[What you need to do] Could you write out the records below exactly as they appear?

[Dataset records]
+===+

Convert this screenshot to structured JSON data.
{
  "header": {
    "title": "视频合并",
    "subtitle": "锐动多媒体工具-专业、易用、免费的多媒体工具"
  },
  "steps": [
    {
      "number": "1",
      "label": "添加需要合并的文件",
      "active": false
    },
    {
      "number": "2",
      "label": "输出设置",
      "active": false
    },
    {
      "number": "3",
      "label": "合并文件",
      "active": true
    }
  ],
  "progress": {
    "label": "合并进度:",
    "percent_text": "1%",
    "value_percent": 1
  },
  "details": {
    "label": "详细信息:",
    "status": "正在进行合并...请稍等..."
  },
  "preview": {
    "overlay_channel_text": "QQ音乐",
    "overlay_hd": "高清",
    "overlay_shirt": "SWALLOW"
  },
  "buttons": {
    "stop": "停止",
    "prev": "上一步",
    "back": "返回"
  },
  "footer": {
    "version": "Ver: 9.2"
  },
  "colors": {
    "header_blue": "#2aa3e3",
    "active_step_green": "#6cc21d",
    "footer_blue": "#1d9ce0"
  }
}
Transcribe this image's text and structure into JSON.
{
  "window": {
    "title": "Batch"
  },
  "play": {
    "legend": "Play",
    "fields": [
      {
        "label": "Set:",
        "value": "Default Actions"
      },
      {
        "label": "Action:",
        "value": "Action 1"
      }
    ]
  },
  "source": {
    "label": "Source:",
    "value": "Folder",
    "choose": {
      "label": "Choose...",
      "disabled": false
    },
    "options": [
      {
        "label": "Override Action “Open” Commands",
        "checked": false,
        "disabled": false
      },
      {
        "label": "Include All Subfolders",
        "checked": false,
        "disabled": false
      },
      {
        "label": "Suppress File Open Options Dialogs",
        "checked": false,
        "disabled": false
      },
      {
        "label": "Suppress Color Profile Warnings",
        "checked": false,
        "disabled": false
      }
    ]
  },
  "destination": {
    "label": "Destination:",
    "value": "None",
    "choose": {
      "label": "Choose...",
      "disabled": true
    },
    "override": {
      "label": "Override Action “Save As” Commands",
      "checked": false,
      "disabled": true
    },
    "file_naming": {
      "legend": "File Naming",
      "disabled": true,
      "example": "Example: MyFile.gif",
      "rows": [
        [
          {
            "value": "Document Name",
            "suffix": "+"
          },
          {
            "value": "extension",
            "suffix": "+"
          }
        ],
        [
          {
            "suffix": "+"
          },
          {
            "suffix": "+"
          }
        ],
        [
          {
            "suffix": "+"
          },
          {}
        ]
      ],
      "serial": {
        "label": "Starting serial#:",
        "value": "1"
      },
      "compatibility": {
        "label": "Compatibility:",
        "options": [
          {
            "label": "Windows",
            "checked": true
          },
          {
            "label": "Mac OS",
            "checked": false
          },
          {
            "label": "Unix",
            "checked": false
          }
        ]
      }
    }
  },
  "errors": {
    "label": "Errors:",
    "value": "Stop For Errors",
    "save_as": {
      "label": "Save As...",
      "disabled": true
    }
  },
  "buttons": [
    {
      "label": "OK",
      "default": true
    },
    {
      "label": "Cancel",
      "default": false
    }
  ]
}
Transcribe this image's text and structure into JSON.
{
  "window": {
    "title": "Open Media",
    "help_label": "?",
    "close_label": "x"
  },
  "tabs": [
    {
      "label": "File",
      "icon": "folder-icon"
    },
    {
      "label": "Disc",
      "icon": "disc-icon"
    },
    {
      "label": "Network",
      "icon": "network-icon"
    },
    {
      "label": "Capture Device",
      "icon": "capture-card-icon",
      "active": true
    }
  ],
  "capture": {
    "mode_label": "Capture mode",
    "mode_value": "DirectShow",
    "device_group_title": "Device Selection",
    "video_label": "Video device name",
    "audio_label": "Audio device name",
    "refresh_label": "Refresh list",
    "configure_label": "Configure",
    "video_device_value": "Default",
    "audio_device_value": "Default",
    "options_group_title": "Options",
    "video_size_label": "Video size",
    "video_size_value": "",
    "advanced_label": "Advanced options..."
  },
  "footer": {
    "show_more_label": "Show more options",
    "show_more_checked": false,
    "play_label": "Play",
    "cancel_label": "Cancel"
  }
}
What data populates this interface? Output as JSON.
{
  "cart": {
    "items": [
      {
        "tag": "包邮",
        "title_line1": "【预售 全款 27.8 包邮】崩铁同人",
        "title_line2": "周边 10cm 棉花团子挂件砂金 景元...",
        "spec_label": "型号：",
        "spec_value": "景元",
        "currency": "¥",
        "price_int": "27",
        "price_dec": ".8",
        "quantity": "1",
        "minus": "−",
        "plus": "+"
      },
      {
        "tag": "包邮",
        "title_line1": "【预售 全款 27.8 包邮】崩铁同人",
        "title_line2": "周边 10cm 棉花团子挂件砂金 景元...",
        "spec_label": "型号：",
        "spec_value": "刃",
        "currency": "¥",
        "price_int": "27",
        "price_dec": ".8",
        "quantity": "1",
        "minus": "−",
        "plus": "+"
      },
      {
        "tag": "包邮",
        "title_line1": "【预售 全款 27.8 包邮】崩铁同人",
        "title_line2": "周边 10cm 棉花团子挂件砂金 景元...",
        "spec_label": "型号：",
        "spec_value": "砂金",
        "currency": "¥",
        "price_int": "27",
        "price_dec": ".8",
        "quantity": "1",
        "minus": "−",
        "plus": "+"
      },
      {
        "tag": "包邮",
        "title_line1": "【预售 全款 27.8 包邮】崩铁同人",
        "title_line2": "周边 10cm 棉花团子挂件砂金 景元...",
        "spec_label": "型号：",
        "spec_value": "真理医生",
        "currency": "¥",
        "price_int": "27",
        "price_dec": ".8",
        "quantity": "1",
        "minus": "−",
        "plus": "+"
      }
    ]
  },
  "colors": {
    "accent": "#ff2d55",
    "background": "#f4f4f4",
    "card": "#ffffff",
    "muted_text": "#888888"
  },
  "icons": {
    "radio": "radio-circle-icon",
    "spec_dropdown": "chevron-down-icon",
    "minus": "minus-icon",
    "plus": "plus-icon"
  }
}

+===+

[Completed task]
Convert this screenshot to structured JSON data.
{
  "header": {
    "title": "视频合并",
    "subtitle": "锐动多媒体工具-专业、易用、免费的多媒体工具"
  },
  "steps": [
    {
      "number": "1",
      "label": "添加需要合并的文件",
      "active": false
    },
    {
      "number": "2",
      "label": "输出设置",
      "active": false
    },
    {
      "number": "3",
      "label": "合并文件",
      "active": true
    }
  ],
  "progress": {
    "label": "合并进度:",
    "percent_text": "1%",
    "value_percent": 1
  },
  "details": {
    "label": "详细信息:",
    "status": "正在进行合并...请稍等..."
  },
  "preview": {
    "overlay_channel_text": "QQ音乐",
    "overlay_hd": "高清",
    "overlay_shirt": "SWALLOW"
  },
  "buttons": {
    "stop": "停止",
    "prev": "上一步",
    "back": "返回"
  },
  "footer": {
    "version": "Ver: 9.2"
  },
  "colors": {
    "header_blue": "#2aa3e3",
    "active_step_green": "#6cc21d",
    "footer_blue": "#1d9ce0"
  }
}
Transcribe this image's text and structure into JSON.
{
  "window": {
    "title": "Batch"
  },
  "play": {
    "legend": "Play",
    "fields": [
      {
        "label": "Set:",
        "value": "Default Actions"
      },
      {
        "label": "Action:",
        "value": "Action 1"
      }
    ]
  },
  "source": {
    "label": "Source:",
    "value": "Folder",
    "choose": {
      "label": "Choose...",
      "disabled": false
    },
    "options": [
      {
        "label": "Override Action “Open” Commands",
        "checked": false,
        "disabled": false
      },
      {
        "label": "Include All Subfolders",
        "checked": false,
        "disabled": false
      },
      {
        "label": "Suppress File Open Options Dialogs",
        "checked": false,
        "disabled": false
      },
      {
        "label": "Suppress Color Profile Warnings",
        "checked": false,
        "disabled": false
      }
    ]
  },
  "destination": {
    "label": "Destination:",
    "value": "None",
    "choose": {
      "label": "Choose...",
      "disabled": true
    },
    "override": {
      "label": "Override Action “Save As” Commands",
      "checked": false,
      "disabled": true
    },
    "file_naming": {
      "legend": "File Naming",
      "disabled": true,
      "example": "Example: MyFile.gif",
      "rows": [
        [
          {
            "value": "Document Name",
            "suffix": "+"
          },
          {
            "value": "extension",
            "suffix": "+"
          }
        ],
        [
          {
            "suffix": "+"
          },
          {
            "suffix": "+"
          }
        ],
        [
          {
            "suffix": "+"
          },
          {}
        ]
      ],
      "serial": {
        "label": "Starting serial#:",
        "value": "1"
      },
      "compatibility": {
        "label": "Compatibility:",
        "options": [
          {
            "label": "Windows",
            "checked": true
          },
          {
            "label": "Mac OS",
            "checked": false
          },
          {
            "label": "Unix",
            "checked": false
          }
        ]
      }
    }
  },
  "errors": {
    "label": "Errors:",
    "value": "Stop For Errors",
    "save_as": {
      "label": "Save As...",
      "disabled": true
    }
  },
  "buttons": [
    {
      "label": "OK",
      "default": true
    },
    {
      "label": "Cancel",
      "default": false
    }
  ]
}
Transcribe this image's text and structure into JSON.
{
  "window": {
    "title": "Open Media",
    "help_label": "?",
    "close_label": "x"
  },
  "tabs": [
    {
      "label": "File",
      "icon": "folder-icon"
    },
    {
      "label": "Disc",
      "icon": "disc-icon"
    },
    {
      "label": "Network",
      "icon": "network-icon"
    },
    {
      "label": "Capture Device",
      "icon": "capture-card-icon",
      "active": true
    }
  ],
  "capture": {
    "mode_label": "Capture mode",
    "mode_value": "DirectShow",
    "device_group_title": "Device Selection",
    "video_label": "Video device name",
    "audio_label": "Audio device name",
    "refresh_label": "Refresh list",
    "configure_label": "Configure",
    "video_device_value": "Default",
    "audio_device_value": "Default",
    "options_group_title": "Options",
    "video_size_label": "Video size",
    "video_size_value": "",
    "advanced_label": "Advanced options..."
  },
  "footer": {
    "show_more_label": "Show more options",
    "show_more_checked": false,
    "play_label": "Play",
    "cancel_label": "Cancel"
  }
}
What data populates this interface? Output as JSON.
{
  "cart": {
    "items": [
      {
        "tag": "包邮",
        "title_line1": "【预售 全款 27.8 包邮】崩铁同人",
        "title_line2": "周边 10cm 棉花团子挂件砂金 景元...",
        "spec_label": "型号：",
        "spec_value": "景元",
        "currency": "¥",
        "price_int": "27",
        "price_dec": ".8",
        "quantity": "1",
        "minus": "−",
        "plus": "+"
      },
      {
        "tag": "包邮",
        "title_line1": "【预售 全款 27.8 包邮】崩铁同人",
        "title_line2": "周边 10cm 棉花团子挂件砂金 景元...",
        "spec_label": "型号：",
        "spec_value": "刃",
        "currency": "¥",
        "price_int": "27",
        "price_dec": ".8",
        "quantity": "1",
        "minus": "−",
        "plus": "+"
      },
      {
        "tag": "包邮",
        "title_line1": "【预售 全款 27.8 包邮】崩铁同人",
        "title_line2": "周边 10cm 棉花团子挂件砂金 景元...",
        "spec_label": "型号：",
        "spec_value": "砂金",
        "currency": "¥",
        "price_int": "27",
        "price_dec": ".8",
        "quantity": "1",
        "minus": "−",
        "plus": "+"
      },
      {
        "tag": "包邮",
        "title_line1": "【预售 全款 27.8 包邮】崩铁同人",
        "title_line2": "周边 10cm 棉花团子挂件砂金 景元...",
        "spec_label": "型号：",
        "spec_value": "真理医生",
        "currency": "¥",
        "price_int": "27",
        "price_dec": ".8",
        "quantity": "1",
        "minus": "−",
        "plus": "+"
      }
    ]
  },
  "colors": {
    "accent": "#ff2d55",
    "background": "#f4f4f4",
    "card": "#ffffff",
    "muted_text": "#888888"
  },
  "icons": {
    "radio": "radio-circle-icon",
    "spec_dropdown": "chevron-down-icon",
    "minus": "minus-icon",
    "plus": "plus-icon"
  }
}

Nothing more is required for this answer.